## [Required task]
Return each line of the listing below, unchanged, and omit the images.
** Begin **
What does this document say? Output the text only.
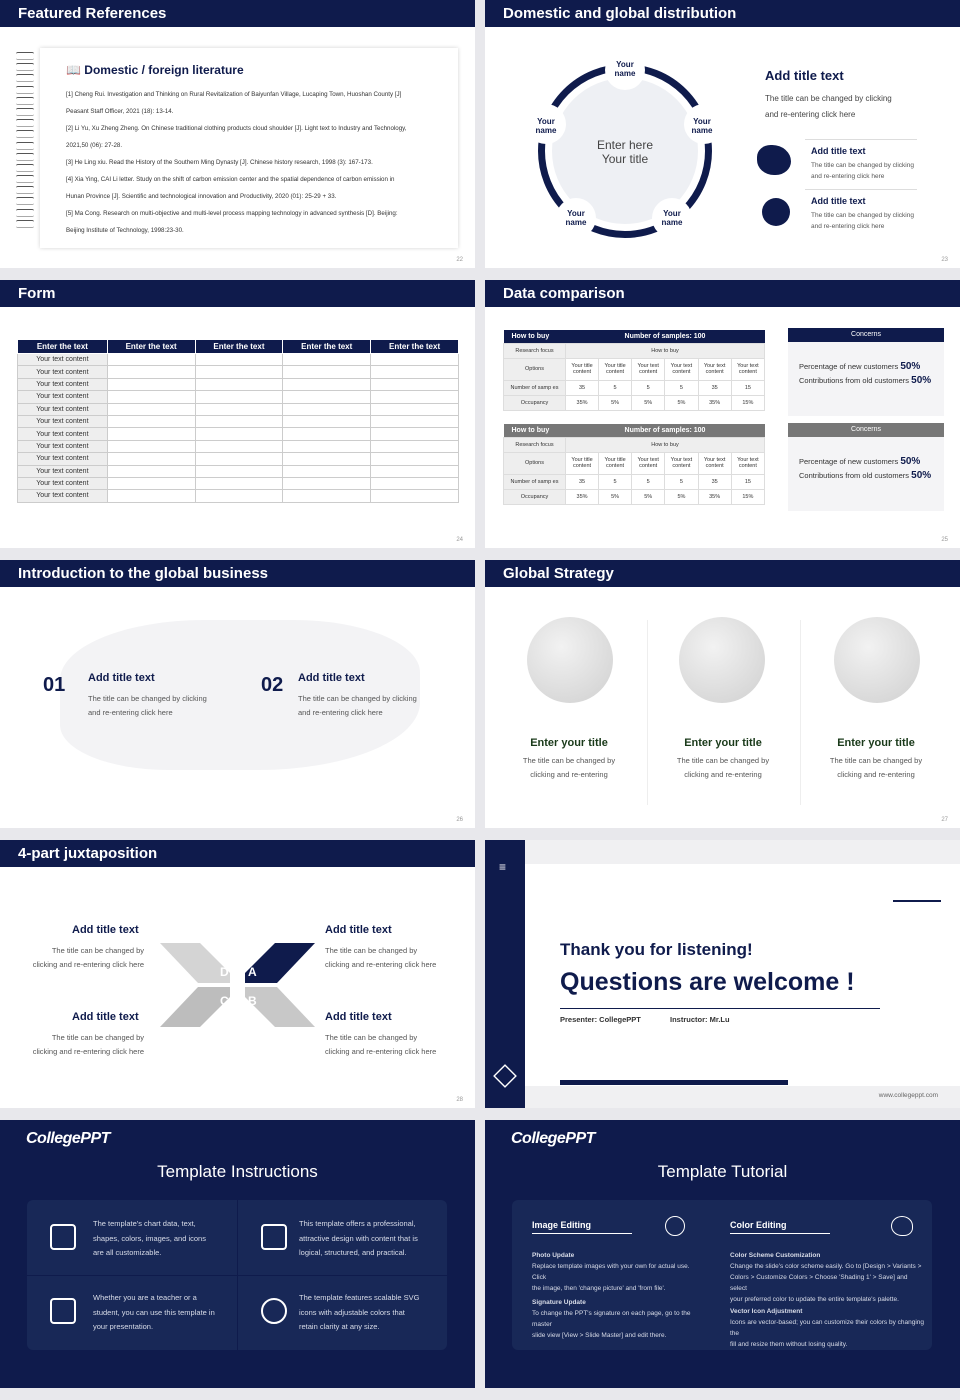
Featured References
📖 Domestic / foreign literature
[1] Cheng Rui. Investigation and Thinking on Rural Revitalization of Baiyunfan Village, Lucaping Town, Huoshan County [J]
Peasant Staff Officer, 2021 (18): 13-14.
[2] Li Yu, Xu Zheng Zheng. On Chinese traditional clothing products cloud shoulder [J]. Light text to Industry and Technology,
2021,50 (06): 27-28.
[3] He Ling xiu. Read the History of the Southern Ming Dynasty [J]. Chinese history research, 1998 (3): 167-173.
[4] Xia Ying, CAI Li letter. Study on the shift of carbon emission center and the spatial dependence of carbon emission in
Hunan Province [J]. Scientific and technological innovation and Productivity, 2020 (01): 25-29 + 33.
[5] Ma Cong. Research on multi-objective and multi-level process mapping technology in advanced synthesis [D]. Beijing:
Beijing Institute of Technology, 1998:23-30.
22
Domestic and global distribution
23
Your
name
Your
name
Your
name
Your
name
Your
name
Enter here
Your title
Add title text
The title can be changed by clicking
and re-entering click here
Add title text
The title can be changed by clicking
and re-entering click here
Add title text
The title can be changed by clicking
and re-entering click here
Form
24
Enter the text	Enter the text	Enter the text	Enter the text	Enter the text
Your text content				
Your text content				
Your text content				
Your text content				
Your text content				
Your text content				
Your text content				
Your text content				
Your text content				
Your text content				
Your text content				
Your text content				
Data comparison
25
How to buy	Number of samples: 100					
Research focus	How to buy					
Options	Your title content	Your title content	Your text content	Your text content	Your text content	Your text content
Number of samp es	35	5	5	5	35	15
Occupancy	35%	5%	5%	5%	35%	15%
How to buy	Number of samples: 100					
Research focus	How to buy					
Options	Your title content	Your title content	Your text content	Your text content	Your text content	Your text content
Number of samp es	35	5	5	5	35	15
Occupancy	35%	5%	5%	5%	35%	15%
Concerns

Percentage of new customers 50%

Contributions from old customers 50%

Concerns

Percentage of new customers 50%

Contributions from old customers 50%

Introduction to the global business
26
01 Add title text
The title can be changed by clicking
and re-entering click here
02 Add title text
The title can be changed by clicking
and re-entering click here
Global Strategy
27
Enter your title
The title can be changed by
clicking and re-entering
Enter your title
The title can be changed by
clicking and re-entering
Enter your title
The title can be changed by
clicking and re-entering
4-part juxtaposition
28
D A
C B
Add title text
The title can be changed by
clicking and re-entering click here
Add title text
The title can be changed by
clicking and re-entering click here
Add title text
The title can be changed by
clicking and re-entering click here
Add title text
The title can be changed by
clicking and re-entering click here
≡
Thank you for listening!
Questions are welcome !
Presenter: CollegePPT	Instructor: Mr.Lu
www.collegeppt.com
CollegePPT
Template Instructions
The template's chart data, text,
shapes, colors, images, and icons
are all customizable.
This template offers a professional,
attractive design with content that is
logical, structured, and practical.
Whether you are a teacher or a
student, you can use this template in
your presentation.
The template features scalable SVG
icons with adjustable colors that
retain clarity at any size.
CollegePPT
Template Tutorial
Image Editing	Color Editing
Photo Update
Replace template images with your own for actual use. Click
the image, then 'change picture' and 'from file'.
Signature Update
To change the PPT's signature on each page, go to the master
slide view [View > Slide Master] and edit there.
Color Scheme Customization
Change the slide's color scheme easily. Go to [Design > Variants >
Colors > Customize Colors > Choose 'Shading 1' > Save] and select
your preferred color to update the entire template's palette.
Vector Icon Adjustment
Icons are vector-based; you can customize their colors by changing the
fill and resize them without losing quality.
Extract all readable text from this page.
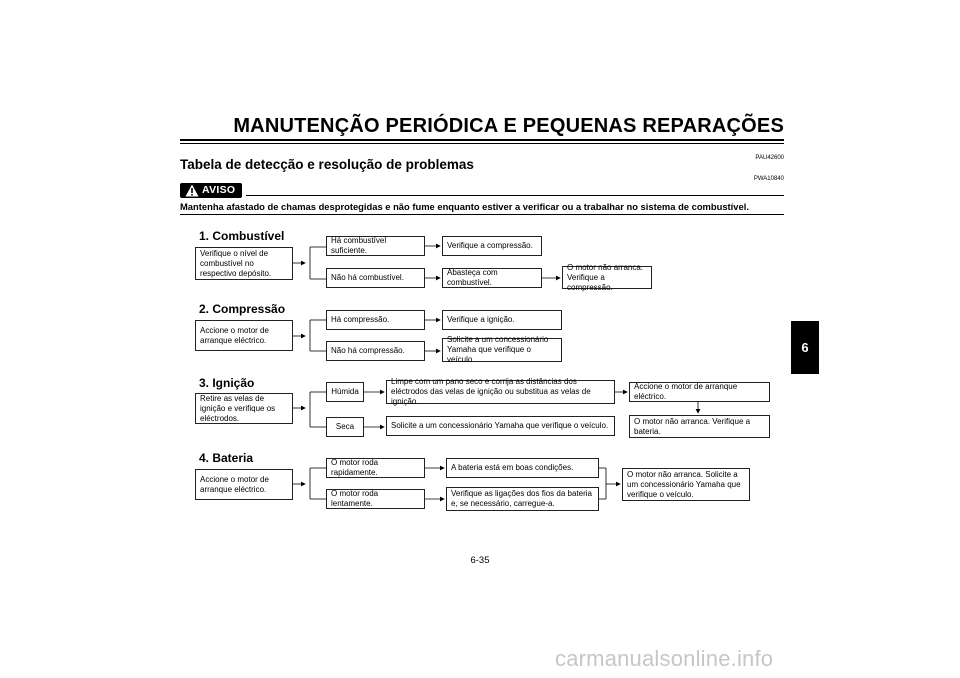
MANUTENÇÃO PERIÓDICA E PEQUENAS REPARAÇÕES
PAU42600
Tabela de detecção e resolução de problemas
PWA10840
AVISO
Mantenha afastado de chamas desprotegidas e não fume enquanto estiver a verificar ou a trabalhar no sistema de combustível.
6
1. Combustível
Verifique o nível de combustível no respectivo depósito.
Há combustível suficiente.
Verifique a compressão.
Não há combustível.
Abasteça com combustível.
O motor não arranca. Verifique a compressão.
2. Compressão
Accione o motor de arranque eléctrico.
Há compressão.	Verifique a ignição.
Não há compressão.
Solicite a um concessionário Yamaha que verifique o veículo.
3. Ignição
Retire as velas de ignição e verifique os eléctrodos.
Húmida
Limpe com um pano seco e corrija as distâncias dos eléctrodos das velas de ignição ou substitua as velas de ignição.
Accione o motor de arranque eléctrico.
Seca	Solicite a um concessionário Yamaha que verifique o veículo.	O motor não arranca. Verifique a bateria.
4. Bateria
Accione o motor de arranque eléctrico.
O motor roda rapidamente.
A bateria está em boas condições.
O motor roda lentamente.
Verifique as ligações dos fios da bateria e, se necessário, carregue-a.
O motor não arranca. Solicite a um concessionário Yamaha que verifique o veículo.
6-35
carmanualsonline.info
** End **
## [The solution]
What does this document say? Output the text only.
Featured References
📖 Domestic / foreign literature
[1] Cheng Rui. Investigation and Thinking on Rural Revitalization of Baiyunfan Village, Lucaping Town, Huoshan County [J]
Peasant Staff Officer, 2021 (18): 13-14.
[2] Li Yu, Xu Zheng Zheng. On Chinese traditional clothing products cloud shoulder [J]. Light text to Industry and Technology,
2021,50 (06): 27-28.
[3] He Ling xiu. Read the History of the Southern Ming Dynasty [J]. Chinese history research, 1998 (3): 167-173.
[4] Xia Ying, CAI Li letter. Study on the shift of carbon emission center and the spatial dependence of carbon emission in
Hunan Province [J]. Scientific and technological innovation and Productivity, 2020 (01): 25-29 + 33.
[5] Ma Cong. Research on multi-objective and multi-level process mapping technology in advanced synthesis [D]. Beijing:
Beijing Institute of Technology, 1998:23-30.
22
Domestic and global distribution
23
Your
name
Your
name
Your
name
Your
name
Your
name
Enter here
Your title
Add title text
The title can be changed by clicking
and re-entering click here
Add title text
The title can be changed by clicking
and re-entering click here
Add title text
The title can be changed by clicking
and re-entering click here
Form
24
Enter the text	Enter the text	Enter the text	Enter the text	Enter the text
Your text content				
Your text content				
Your text content				
Your text content				
Your text content				
Your text content				
Your text content				
Your text content				
Your text content				
Your text content				
Your text content				
Your text content				
Data comparison
25
How to buy	Number of samples: 100					
Research focus	How to buy					
Options	Your title content	Your title content	Your text content	Your text content	Your text content	Your text content
Number of samp es	35	5	5	5	35	15
Occupancy	35%	5%	5%	5%	35%	15%
How to buy	Number of samples: 100					
Research focus	How to buy					
Options	Your title content	Your title content	Your text content	Your text content	Your text content	Your text content
Number of samp es	35	5	5	5	35	15
Occupancy	35%	5%	5%	5%	35%	15%
Concerns

Percentage of new customers 50%

Contributions from old customers 50%

Concerns

Percentage of new customers 50%

Contributions from old customers 50%

Introduction to the global business
26
01 Add title text
The title can be changed by clicking
and re-entering click here
02 Add title text
The title can be changed by clicking
and re-entering click here
Global Strategy
27
Enter your title
The title can be changed by
clicking and re-entering
Enter your title
The title can be changed by
clicking and re-entering
Enter your title
The title can be changed by
clicking and re-entering
4-part juxtaposition
28
D A
C B
Add title text
The title can be changed by
clicking and re-entering click here
Add title text
The title can be changed by
clicking and re-entering click here
Add title text
The title can be changed by
clicking and re-entering click here
Add title text
The title can be changed by
clicking and re-entering click here
≡
Thank you for listening!
Questions are welcome !
Presenter: CollegePPT	Instructor: Mr.Lu
www.collegeppt.com
CollegePPT
Template Instructions
The template's chart data, text,
shapes, colors, images, and icons
are all customizable.
This template offers a professional,
attractive design with content that is
logical, structured, and practical.
Whether you are a teacher or a
student, you can use this template in
your presentation.
The template features scalable SVG
icons with adjustable colors that
retain clarity at any size.
CollegePPT
Template Tutorial
Image Editing	Color Editing
Photo Update
Replace template images with your own for actual use. Click
the image, then 'change picture' and 'from file'.
Signature Update
To change the PPT's signature on each page, go to the master
slide view [View > Slide Master] and edit there.
Color Scheme Customization
Change the slide's color scheme easily. Go to [Design > Variants >
Colors > Customize Colors > Choose 'Shading 1' > Save] and select
your preferred color to update the entire template's palette.
Vector Icon Adjustment
Icons are vector-based; you can customize their colors by changing the
fill and resize them without losing quality.
Extract all readable text from this page.
MANUTENÇÃO PERIÓDICA E PEQUENAS REPARAÇÕES
PAU42600
Tabela de detecção e resolução de problemas
PWA10840
AVISO
Mantenha afastado de chamas desprotegidas e não fume enquanto estiver a verificar ou a trabalhar no sistema de combustível.
6
1. Combustível
Verifique o nível de combustível no respectivo depósito.
Há combustível suficiente.
Verifique a compressão.
Não há combustível.
Abasteça com combustível.
O motor não arranca. Verifique a compressão.
2. Compressão
Accione o motor de arranque eléctrico.
Há compressão.	Verifique a ignição.
Não há compressão.
Solicite a um concessionário Yamaha que verifique o veículo.
3. Ignição
Retire as velas de ignição e verifique os eléctrodos.
Húmida
Limpe com um pano seco e corrija as distâncias dos eléctrodos das velas de ignição ou substitua as velas de ignição.
Accione o motor de arranque eléctrico.
Seca	Solicite a um concessionário Yamaha que verifique o veículo.	O motor não arranca. Verifique a bateria.
4. Bateria
Accione o motor de arranque eléctrico.
O motor roda rapidamente.
A bateria está em boas condições.
O motor roda lentamente.
Verifique as ligações dos fios da bateria e, se necessário, carregue-a.
O motor não arranca. Solicite a um concessionário Yamaha que verifique o veículo.
6-35
carmanualsonline.info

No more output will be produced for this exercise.